>> BEGIN Input data

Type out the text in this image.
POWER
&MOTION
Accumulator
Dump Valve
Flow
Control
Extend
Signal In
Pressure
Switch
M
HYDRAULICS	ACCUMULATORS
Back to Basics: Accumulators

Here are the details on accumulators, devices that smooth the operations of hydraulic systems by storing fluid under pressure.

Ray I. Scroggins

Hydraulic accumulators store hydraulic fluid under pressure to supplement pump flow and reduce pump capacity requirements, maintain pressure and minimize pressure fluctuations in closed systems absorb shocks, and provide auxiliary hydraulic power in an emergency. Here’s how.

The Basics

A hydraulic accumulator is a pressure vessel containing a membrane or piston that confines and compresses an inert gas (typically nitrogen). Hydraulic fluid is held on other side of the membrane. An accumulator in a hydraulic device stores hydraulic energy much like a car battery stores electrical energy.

>> END Input data

**The problem:** All of the data shown above must be copied exactly.

**Reply to the task:**
Type out the text in this image.
POWER
&MOTION
Accumulator
Dump Valve
Flow
Control
Extend
Signal In
Pressure
Switch
M
HYDRAULICS	ACCUMULATORS
Back to Basics: Accumulators

Here are the details on accumulators, devices that smooth the operations of hydraulic systems by storing fluid under pressure.

Ray I. Scroggins

Hydraulic accumulators store hydraulic fluid under pressure to supplement pump flow and reduce pump capacity requirements, maintain pressure and minimize pressure fluctuations in closed systems absorb shocks, and provide auxiliary hydraulic power in an emergency. Here’s how.

The Basics

A hydraulic accumulator is a pressure vessel containing a membrane or piston that confines and compresses an inert gas (typically nitrogen). Hydraulic fluid is held on other side of the membrane. An accumulator in a hydraulic device stores hydraulic energy much like a car battery stores electrical energy.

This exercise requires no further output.